§ **Written problem**: Please copy out every one of the items below word for word, leaving out the pictures.

*** Extracted data ***

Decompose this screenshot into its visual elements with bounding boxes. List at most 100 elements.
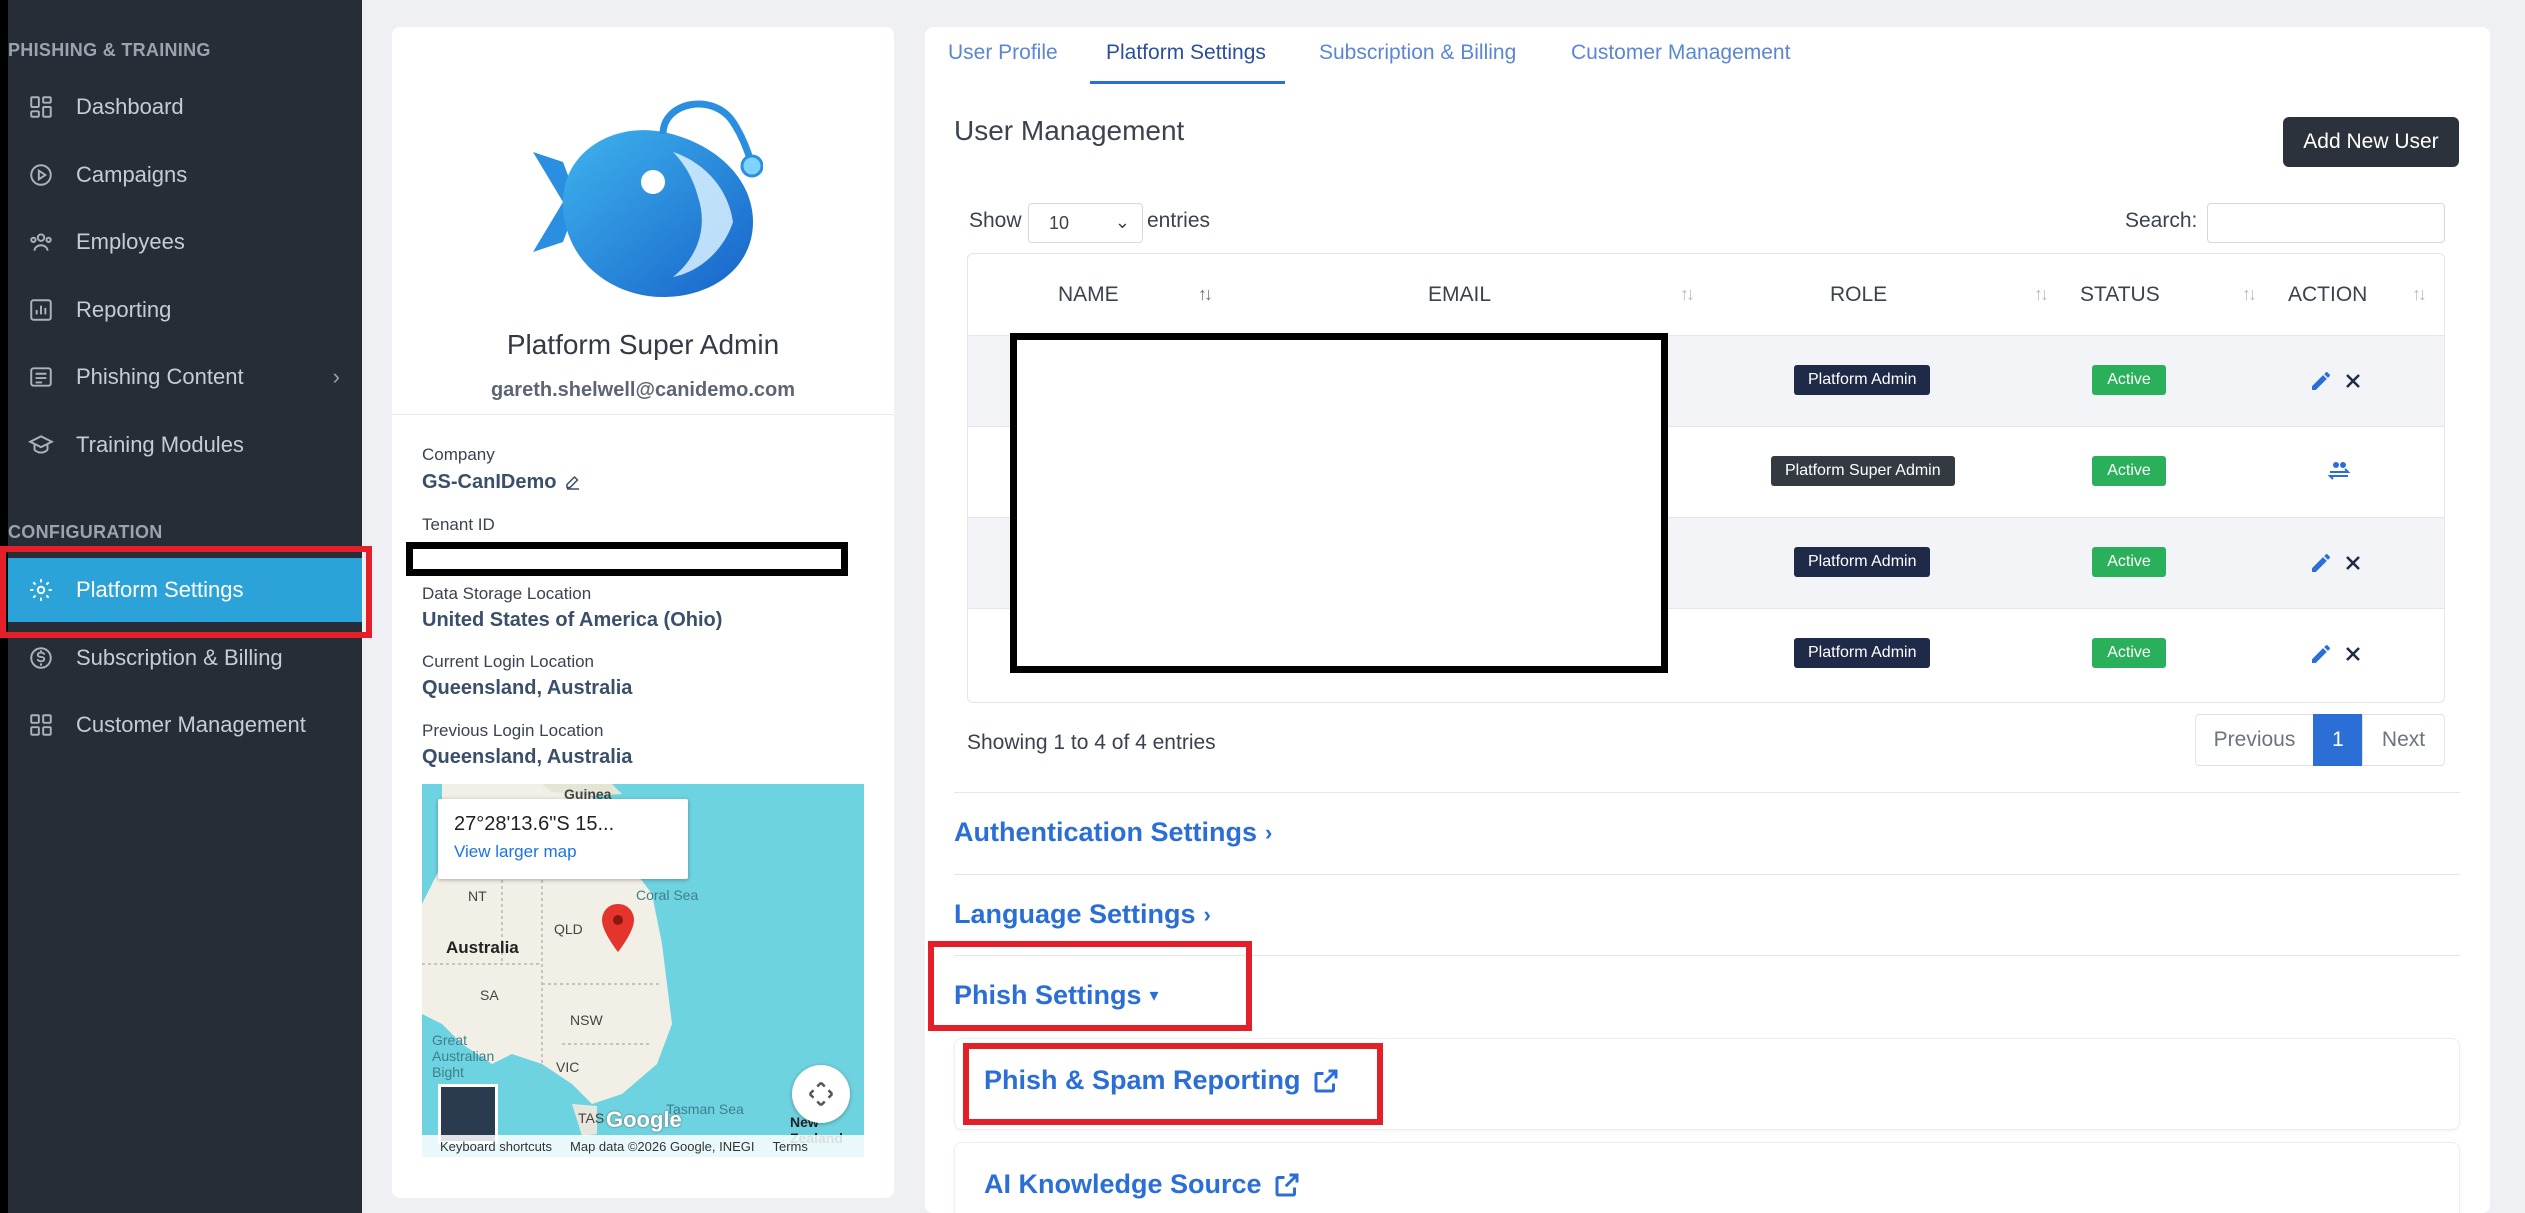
chevron-right-icon: › [1203,901,1211,927]
column-header-label: ROLE [1830,283,1888,306]
dashboard-icon [26,92,56,122]
map-label-nt: NT [468,888,487,904]
sidebar-item-subscription-billing[interactable]: Subscription & Billing [8,626,362,690]
sort-icon: ↑↓ [1680,284,1695,304]
sort-icon: ↑↓ [2412,284,2427,304]
role-badge: Platform Admin [1794,638,1931,668]
phish-settings-toggle[interactable]: Phish Settings ▾ [954,980,1159,1011]
role-badge: Platform Admin [1794,547,1931,577]
section-divider [954,874,2460,875]
sidebar-item-label: Subscription & Billing [76,645,283,670]
storage-label: Data Storage Location [422,584,592,603]
sidebar-item-training-modules[interactable]: Training Modules [8,413,362,477]
content-icon [26,362,56,392]
user-management-title: User Management [954,115,1185,146]
external-link-icon [1272,1170,1302,1200]
authentication-settings-toggle[interactable]: Authentication Settings › [954,817,1272,848]
column-header-label: STATUS [2080,283,2160,306]
map-pan-control[interactable] [792,1065,850,1123]
map-coordinates: 27°28'13.6"S 15... [454,813,615,835]
section-heading-configuration: CONFIGURATION [8,522,163,542]
terms-link[interactable]: Terms [772,1139,807,1154]
map-info-window: 27°28'13.6"S 15... View larger map [438,799,688,879]
edit-icon[interactable] [2309,369,2333,398]
tab-subscription-billing[interactable]: Subscription & Billing [1319,41,1516,65]
phish-spam-reporting-link[interactable]: Phish & Spam Reporting [984,1065,1341,1096]
edit-icon[interactable] [2309,551,2333,580]
company-value: GS-CanIDemo [422,471,557,493]
current-login-value: Queensland, Australia [422,677,633,699]
column-header-name[interactable]: NAME [1058,254,1119,336]
sidebar-item-phishing-content[interactable]: Phishing Content › [8,345,362,409]
pagination-previous[interactable]: Previous [2195,714,2314,766]
add-new-user-button[interactable]: Add New User [2283,117,2459,167]
company-label: Company [422,445,495,464]
location-map[interactable]: Guinea Coral Sea NT QLD Australia SA NSW… [422,784,864,1157]
profile-name: Platform Super Admin [506,329,780,360]
chevron-right-icon: › [1265,819,1273,845]
settings-panel: User Profile Platform Settings Subscript… [925,27,2490,1213]
company-value-row: GS-CanIDemo [422,471,582,494]
section-heading-phishing: PHISHING & TRAINING [8,40,211,60]
tab-customer-management[interactable]: Customer Management [1571,41,1790,65]
sidebar-item-platform-settings[interactable]: Platform Settings [8,558,362,622]
dollar-circle-icon [26,643,56,673]
delete-icon[interactable] [2341,369,2365,398]
column-header-email[interactable]: EMAIL [1428,254,1491,336]
delete-icon[interactable] [2341,642,2365,671]
sidebar-item-dashboard[interactable]: Dashboard [8,75,362,139]
tab-platform-settings[interactable]: Platform Settings [1106,41,1266,65]
transfer-users-icon[interactable] [2327,458,2351,487]
keyboard-shortcuts-link[interactable]: Keyboard shortcuts [440,1139,552,1154]
name-email-redaction [1010,333,1668,673]
column-header-status[interactable]: STATUS [2080,254,2160,336]
previous-login-value: Queensland, Australia [422,746,633,768]
pan-arrows-icon [808,1081,834,1107]
users-table: NAME ↑↓ EMAIL ↑↓ ROLE ↑↓ STATUS ↑↓ ACTIO… [967,253,2445,703]
map-label-coral-sea: Coral Sea [636,887,699,903]
active-tab-indicator [1090,81,1285,84]
show-label: Show [969,209,1022,232]
entries-select[interactable]: 10 ⌄ [1028,203,1143,243]
sidebar-item-label: Customer Management [76,712,306,737]
sidebar-item-label: Reporting [76,297,172,322]
status-badge: Active [2092,365,2166,395]
view-larger-map-link[interactable]: View larger map [454,842,688,862]
status-badge: Active [2092,456,2166,486]
edit-icon[interactable] [564,474,582,492]
map-footer: Keyboard shortcuts Map data ©2026 Google… [422,1135,864,1157]
pagination-next[interactable]: Next [2362,714,2445,766]
ai-knowledge-source-card: AI Knowledge Source [954,1142,2460,1213]
external-link-icon [1311,1066,1341,1096]
column-header-label: EMAIL [1428,283,1492,306]
edit-icon[interactable] [2309,642,2333,671]
map-label-vic: VIC [556,1059,580,1075]
column-header-role[interactable]: ROLE [1830,254,1887,336]
section-divider [954,955,2460,956]
ai-knowledge-source-link[interactable]: AI Knowledge Source [984,1169,1302,1200]
status-badge: Active [2092,547,2166,577]
grid-icon [26,710,56,740]
column-header-action: ACTION [2288,254,2367,336]
sidebar-item-label: Phishing Content [76,364,244,389]
storage-value: United States of America (Ohio) [422,609,723,631]
sidebar-item-reporting[interactable]: Reporting [8,278,362,342]
sidebar-item-label: Platform Settings [76,577,244,602]
users-icon [26,227,56,257]
delete-icon[interactable] [2341,551,2365,580]
google-logo: Google [606,1107,682,1132]
role-badge: Platform Admin [1794,365,1931,395]
gear-icon [26,575,56,605]
sidebar-item-customer-management[interactable]: Customer Management [8,693,362,757]
tab-user-profile[interactable]: User Profile [948,41,1058,65]
sidebar-item-campaigns[interactable]: Campaigns [8,143,362,207]
sort-icon: ↑↓ [2242,284,2257,304]
search-input[interactable] [2207,203,2445,243]
sidebar: PHISHING & TRAINING Dashboard Campaigns … [0,0,362,1213]
language-settings-toggle[interactable]: Language Settings › [954,899,1211,930]
sidebar-item-employees[interactable]: Employees [8,210,362,274]
map-label-sa: SA [480,987,499,1003]
profile-email: gareth.shelwell@canidemo.com [490,379,796,401]
pagination-page-1[interactable]: 1 [2313,714,2363,766]
entries-label: entries [1147,209,1211,232]
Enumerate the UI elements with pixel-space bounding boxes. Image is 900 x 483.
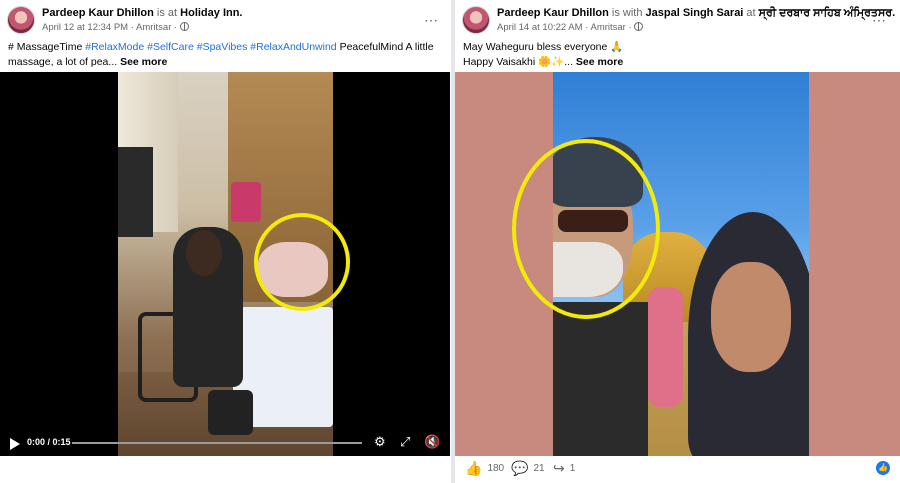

***

§ **The completed task**:
Decompose this screenshot into its visual elements with bounding boxes. List at most 100 elements.
chevron-right-icon: › [1203,901,1211,927]
column-header-label: ROLE [1830,283,1888,306]
dashboard-icon [26,92,56,122]
map-label-nt: NT [468,888,487,904]
sidebar-item-subscription-billing[interactable]: Subscription & Billing [8,626,362,690]
sort-icon: ↑↓ [1680,284,1695,304]
sort-icon: ↑↓ [2412,284,2427,304]
role-badge: Platform Admin [1794,638,1931,668]
phish-settings-toggle[interactable]: Phish Settings ▾ [954,980,1159,1011]
role-badge: Platform Admin [1794,547,1931,577]
section-divider [954,874,2460,875]
sidebar-item-label: Subscription & Billing [76,645,283,670]
storage-label: Data Storage Location [422,584,592,603]
sidebar-item-training-modules[interactable]: Training Modules [8,413,362,477]
content-icon [26,362,56,392]
user-management-title: User Management [954,115,1185,146]
external-link-icon [1272,1170,1302,1200]
authentication-settings-toggle[interactable]: Authentication Settings › [954,817,1272,848]
column-header-label: STATUS [2080,283,2160,306]
map-pan-control[interactable] [792,1065,850,1123]
map-coordinates: 27°28'13.6"S 15... [454,813,615,835]
section-heading-configuration: CONFIGURATION [8,522,163,542]
terms-link[interactable]: Terms [772,1139,807,1154]
map-info-window: 27°28'13.6"S 15... View larger map [438,799,688,879]
edit-icon[interactable] [2309,369,2333,398]
tab-subscription-billing[interactable]: Subscription & Billing [1319,41,1516,65]
phish-spam-reporting-link[interactable]: Phish & Spam Reporting [984,1065,1341,1096]
edit-icon[interactable] [2309,551,2333,580]
company-value: GS-CanIDemo [422,471,557,493]
current-login-value: Queensland, Australia [422,677,633,699]
column-header-name[interactable]: NAME [1058,254,1119,336]
sidebar-item-phishing-content[interactable]: Phishing Content › [8,345,362,409]
pagination-previous[interactable]: Previous [2195,714,2314,766]
add-new-user-button[interactable]: Add New User [2283,117,2459,167]
company-label: Company [422,445,495,464]
location-map[interactable]: Guinea Coral Sea NT QLD Australia SA NSW… [422,784,864,1157]
profile-name: Platform Super Admin [506,329,780,360]
chevron-right-icon: › [1265,819,1273,845]
settings-panel: User Profile Platform Settings Subscript… [925,27,2490,1213]
company-value-row: GS-CanIDemo [422,471,582,494]
section-heading-phishing: PHISHING & TRAINING [8,40,211,60]
tab-customer-management[interactable]: Customer Management [1571,41,1790,65]
sidebar-item-platform-settings[interactable]: Platform Settings [8,558,362,622]
dollar-circle-icon [26,643,56,673]
delete-icon[interactable] [2341,369,2365,398]
column-header-email[interactable]: EMAIL [1428,254,1491,336]
delete-icon[interactable] [2341,642,2365,671]
sidebar-item-dashboard[interactable]: Dashboard [8,75,362,139]
tab-platform-settings[interactable]: Platform Settings [1106,41,1266,65]
transfer-users-icon[interactable] [2327,458,2351,487]
keyboard-shortcuts-link[interactable]: Keyboard shortcuts [440,1139,552,1154]
name-email-redaction [1010,333,1668,673]
column-header-status[interactable]: STATUS [2080,254,2160,336]
previous-login-value: Queensland, Australia [422,746,633,768]
pan-arrows-icon [808,1081,834,1107]
users-table: NAME ↑↓ EMAIL ↑↓ ROLE ↑↓ STATUS ↑↓ ACTIO… [967,253,2445,703]
map-label-coral-sea: Coral Sea [636,887,699,903]
active-tab-indicator [1090,81,1285,84]
show-label: Show [969,209,1022,232]
entries-select[interactable]: 10 ⌄ [1028,203,1143,243]
sidebar-item-label: Customer Management [76,712,306,737]
sidebar-item-label: Reporting [76,297,172,322]
status-badge: Active [2092,365,2166,395]
view-larger-map-link[interactable]: View larger map [454,842,688,862]
status-badge: Active [2092,456,2166,486]
edit-icon[interactable] [564,474,582,492]
map-footer: Keyboard shortcuts Map data ©2026 Google… [422,1135,864,1157]
pagination-next[interactable]: Next [2362,714,2445,766]
ai-knowledge-source-card: AI Knowledge Source [954,1142,2460,1213]
external-link-icon [1311,1066,1341,1096]
column-header-label: EMAIL [1428,283,1492,306]
edit-icon[interactable] [2309,642,2333,671]
map-label-vic: VIC [556,1059,580,1075]
column-header-role[interactable]: ROLE [1830,254,1887,336]
section-divider [954,955,2460,956]
ai-knowledge-source-link[interactable]: AI Knowledge Source [984,1169,1302,1200]
status-badge: Active [2092,547,2166,577]
grid-icon [26,710,56,740]
column-header-action: ACTION [2288,254,2367,336]
sidebar-item-label: Phishing Content [76,364,244,389]
storage-value: United States of America (Ohio) [422,609,723,631]
sidebar-item-reporting[interactable]: Reporting [8,278,362,342]
sidebar-item-label: Platform Settings [76,577,244,602]
users-icon [26,227,56,257]
delete-icon[interactable] [2341,551,2365,580]
google-logo: Google [606,1107,682,1132]
role-badge: Platform Admin [1794,365,1931,395]
gear-icon [26,575,56,605]
sidebar-item-customer-management[interactable]: Customer Management [8,693,362,757]
tab-user-profile[interactable]: User Profile [948,41,1058,65]
sidebar-item-campaigns[interactable]: Campaigns [8,143,362,207]
sort-icon: ↑↓ [2242,284,2257,304]
search-input[interactable] [2207,203,2445,243]
sidebar: PHISHING & TRAINING Dashboard Campaigns … [0,0,362,1213]
language-settings-toggle[interactable]: Language Settings › [954,899,1211,930]
sidebar-item-employees[interactable]: Employees [8,210,362,274]
map-label-sa: SA [480,987,499,1003]
profile-email: gareth.shelwell@canidemo.com [490,379,796,401]
pagination-page-1[interactable]: 1 [2313,714,2363,766]
entries-label: entries [1147,209,1211,232]
Enumerate the UI elements with pixel-space bounding boxes. Image is 900 x 483.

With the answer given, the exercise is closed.